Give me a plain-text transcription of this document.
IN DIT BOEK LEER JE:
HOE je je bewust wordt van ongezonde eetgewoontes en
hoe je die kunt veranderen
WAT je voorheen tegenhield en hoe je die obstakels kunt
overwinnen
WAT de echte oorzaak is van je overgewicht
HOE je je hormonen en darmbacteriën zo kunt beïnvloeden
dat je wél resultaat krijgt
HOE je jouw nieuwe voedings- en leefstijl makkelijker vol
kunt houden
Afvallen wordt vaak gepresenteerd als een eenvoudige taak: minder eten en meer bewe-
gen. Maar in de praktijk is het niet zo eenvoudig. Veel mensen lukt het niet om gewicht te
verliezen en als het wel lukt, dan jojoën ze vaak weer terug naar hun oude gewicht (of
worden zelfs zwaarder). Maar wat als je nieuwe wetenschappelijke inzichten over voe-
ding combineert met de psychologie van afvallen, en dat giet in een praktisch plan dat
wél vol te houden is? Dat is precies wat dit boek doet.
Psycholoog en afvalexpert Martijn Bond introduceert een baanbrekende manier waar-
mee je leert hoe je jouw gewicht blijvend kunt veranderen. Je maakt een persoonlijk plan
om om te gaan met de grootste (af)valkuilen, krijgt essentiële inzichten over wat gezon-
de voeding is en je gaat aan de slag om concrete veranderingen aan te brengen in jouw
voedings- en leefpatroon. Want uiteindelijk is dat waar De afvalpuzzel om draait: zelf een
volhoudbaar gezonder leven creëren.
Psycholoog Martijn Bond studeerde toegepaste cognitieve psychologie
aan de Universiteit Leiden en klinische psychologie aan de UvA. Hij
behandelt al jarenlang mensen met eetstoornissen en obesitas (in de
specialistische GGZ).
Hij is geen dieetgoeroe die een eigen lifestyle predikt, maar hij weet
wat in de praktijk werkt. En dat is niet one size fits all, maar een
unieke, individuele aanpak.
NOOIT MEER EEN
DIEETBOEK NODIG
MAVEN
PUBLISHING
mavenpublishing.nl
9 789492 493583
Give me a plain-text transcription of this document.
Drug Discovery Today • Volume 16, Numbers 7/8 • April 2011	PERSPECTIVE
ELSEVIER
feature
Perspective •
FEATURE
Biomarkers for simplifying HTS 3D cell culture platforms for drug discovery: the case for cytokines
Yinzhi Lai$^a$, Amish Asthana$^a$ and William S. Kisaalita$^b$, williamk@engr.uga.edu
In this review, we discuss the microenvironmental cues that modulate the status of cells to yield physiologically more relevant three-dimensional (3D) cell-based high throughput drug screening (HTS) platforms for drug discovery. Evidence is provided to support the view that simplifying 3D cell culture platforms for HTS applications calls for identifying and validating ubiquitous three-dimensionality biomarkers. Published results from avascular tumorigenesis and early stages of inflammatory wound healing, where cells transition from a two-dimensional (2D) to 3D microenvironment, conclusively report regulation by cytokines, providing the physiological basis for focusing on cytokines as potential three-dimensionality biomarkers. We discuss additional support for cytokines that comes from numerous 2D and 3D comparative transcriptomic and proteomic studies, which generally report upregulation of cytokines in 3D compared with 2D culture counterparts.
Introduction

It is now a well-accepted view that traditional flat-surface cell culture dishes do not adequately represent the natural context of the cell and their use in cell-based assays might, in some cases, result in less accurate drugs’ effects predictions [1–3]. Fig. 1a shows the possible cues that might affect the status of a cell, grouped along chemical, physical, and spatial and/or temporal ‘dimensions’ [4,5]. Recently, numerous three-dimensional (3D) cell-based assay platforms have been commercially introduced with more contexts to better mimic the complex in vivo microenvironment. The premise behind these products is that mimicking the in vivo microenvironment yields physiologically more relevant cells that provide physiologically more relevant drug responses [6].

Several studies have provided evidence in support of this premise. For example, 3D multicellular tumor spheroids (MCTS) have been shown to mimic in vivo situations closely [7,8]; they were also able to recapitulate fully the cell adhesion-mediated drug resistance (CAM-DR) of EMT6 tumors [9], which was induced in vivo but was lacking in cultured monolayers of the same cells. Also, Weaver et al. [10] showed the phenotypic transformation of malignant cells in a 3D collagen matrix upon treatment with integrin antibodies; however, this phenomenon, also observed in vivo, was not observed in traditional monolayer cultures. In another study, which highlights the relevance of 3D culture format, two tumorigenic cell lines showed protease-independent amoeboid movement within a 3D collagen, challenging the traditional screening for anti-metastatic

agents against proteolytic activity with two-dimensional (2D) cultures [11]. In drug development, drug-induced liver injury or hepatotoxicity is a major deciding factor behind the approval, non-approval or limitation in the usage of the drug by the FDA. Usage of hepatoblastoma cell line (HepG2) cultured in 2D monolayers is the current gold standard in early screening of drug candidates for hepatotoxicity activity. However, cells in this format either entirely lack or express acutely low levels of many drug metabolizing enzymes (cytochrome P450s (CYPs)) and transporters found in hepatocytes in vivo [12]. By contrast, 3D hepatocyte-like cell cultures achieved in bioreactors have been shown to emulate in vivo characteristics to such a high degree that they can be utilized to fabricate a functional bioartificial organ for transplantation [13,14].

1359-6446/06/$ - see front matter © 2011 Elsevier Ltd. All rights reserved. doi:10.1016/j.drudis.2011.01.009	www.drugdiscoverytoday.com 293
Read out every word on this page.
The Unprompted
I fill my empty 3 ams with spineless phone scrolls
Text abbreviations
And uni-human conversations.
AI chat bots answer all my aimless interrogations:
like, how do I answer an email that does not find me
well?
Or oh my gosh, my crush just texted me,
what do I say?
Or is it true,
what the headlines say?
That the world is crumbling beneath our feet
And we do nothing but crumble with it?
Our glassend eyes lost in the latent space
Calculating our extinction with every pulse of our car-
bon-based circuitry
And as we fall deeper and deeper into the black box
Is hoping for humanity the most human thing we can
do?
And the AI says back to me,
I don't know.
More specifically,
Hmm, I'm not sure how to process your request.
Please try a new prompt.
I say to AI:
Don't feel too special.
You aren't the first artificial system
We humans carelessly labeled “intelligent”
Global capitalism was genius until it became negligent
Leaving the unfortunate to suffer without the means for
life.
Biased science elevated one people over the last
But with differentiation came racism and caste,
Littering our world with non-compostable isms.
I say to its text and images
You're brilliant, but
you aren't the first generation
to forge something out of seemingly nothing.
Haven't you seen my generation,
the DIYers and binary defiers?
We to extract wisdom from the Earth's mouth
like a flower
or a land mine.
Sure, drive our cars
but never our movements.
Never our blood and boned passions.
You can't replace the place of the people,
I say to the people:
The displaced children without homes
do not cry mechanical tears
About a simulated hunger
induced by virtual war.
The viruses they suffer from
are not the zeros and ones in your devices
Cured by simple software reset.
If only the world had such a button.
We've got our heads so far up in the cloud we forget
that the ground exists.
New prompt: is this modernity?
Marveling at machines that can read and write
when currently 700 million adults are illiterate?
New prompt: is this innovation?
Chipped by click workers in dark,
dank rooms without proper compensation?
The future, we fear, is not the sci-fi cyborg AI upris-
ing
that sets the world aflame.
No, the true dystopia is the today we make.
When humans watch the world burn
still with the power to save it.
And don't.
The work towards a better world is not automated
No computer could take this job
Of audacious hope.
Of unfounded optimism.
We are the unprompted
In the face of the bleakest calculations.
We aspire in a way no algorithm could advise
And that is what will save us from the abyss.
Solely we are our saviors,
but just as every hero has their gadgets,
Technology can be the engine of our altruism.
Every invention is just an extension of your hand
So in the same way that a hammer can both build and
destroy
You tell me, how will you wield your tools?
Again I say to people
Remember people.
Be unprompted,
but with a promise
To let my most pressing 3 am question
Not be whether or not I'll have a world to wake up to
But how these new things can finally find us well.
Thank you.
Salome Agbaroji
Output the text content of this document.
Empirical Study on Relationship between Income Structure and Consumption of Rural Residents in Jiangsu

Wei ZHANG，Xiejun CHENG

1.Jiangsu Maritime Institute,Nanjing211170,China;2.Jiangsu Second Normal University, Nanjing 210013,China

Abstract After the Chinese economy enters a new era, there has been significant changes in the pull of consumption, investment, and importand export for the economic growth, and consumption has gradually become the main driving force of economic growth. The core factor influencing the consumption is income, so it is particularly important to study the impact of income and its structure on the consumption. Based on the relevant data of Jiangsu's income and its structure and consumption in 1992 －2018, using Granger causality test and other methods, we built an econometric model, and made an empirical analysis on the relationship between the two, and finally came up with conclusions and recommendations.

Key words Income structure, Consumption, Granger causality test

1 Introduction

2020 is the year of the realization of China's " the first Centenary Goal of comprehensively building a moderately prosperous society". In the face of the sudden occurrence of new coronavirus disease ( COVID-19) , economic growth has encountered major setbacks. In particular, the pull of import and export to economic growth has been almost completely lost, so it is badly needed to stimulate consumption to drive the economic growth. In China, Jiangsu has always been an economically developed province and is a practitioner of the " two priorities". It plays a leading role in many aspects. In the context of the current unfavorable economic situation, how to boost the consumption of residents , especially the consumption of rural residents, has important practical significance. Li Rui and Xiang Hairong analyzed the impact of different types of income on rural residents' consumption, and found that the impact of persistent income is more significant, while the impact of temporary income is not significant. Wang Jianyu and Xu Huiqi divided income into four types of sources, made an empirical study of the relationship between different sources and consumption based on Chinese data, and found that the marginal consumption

== Task prompt ==
A single number is the expected answer: how many lines of the records above contain the word "well".

== Output for this task ==
3